WHAT TO WORK ON :: Pull each line containing "steps" out of the data and copy it.

DATA SHOWN ::
------------

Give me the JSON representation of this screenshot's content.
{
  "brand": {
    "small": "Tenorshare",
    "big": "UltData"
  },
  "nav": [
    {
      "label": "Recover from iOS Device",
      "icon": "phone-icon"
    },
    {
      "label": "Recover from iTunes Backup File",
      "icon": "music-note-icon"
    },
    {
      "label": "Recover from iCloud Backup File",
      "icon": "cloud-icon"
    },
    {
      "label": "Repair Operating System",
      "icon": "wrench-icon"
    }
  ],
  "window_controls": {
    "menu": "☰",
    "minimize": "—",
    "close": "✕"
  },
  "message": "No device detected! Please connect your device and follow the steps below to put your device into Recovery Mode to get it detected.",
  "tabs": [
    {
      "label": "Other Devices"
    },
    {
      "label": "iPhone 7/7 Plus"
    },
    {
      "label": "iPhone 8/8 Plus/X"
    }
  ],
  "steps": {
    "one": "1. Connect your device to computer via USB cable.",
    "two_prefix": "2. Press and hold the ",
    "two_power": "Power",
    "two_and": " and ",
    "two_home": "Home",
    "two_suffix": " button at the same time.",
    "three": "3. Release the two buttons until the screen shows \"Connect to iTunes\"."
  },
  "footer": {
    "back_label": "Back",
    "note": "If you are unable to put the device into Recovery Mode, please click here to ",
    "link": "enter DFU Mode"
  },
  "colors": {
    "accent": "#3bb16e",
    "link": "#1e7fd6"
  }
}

------------

TASK ANSWER ::
  "message": "No device detected! Please connect your device and follow the steps below to put your device into Recovery Mode to get it detected.",
  "steps": {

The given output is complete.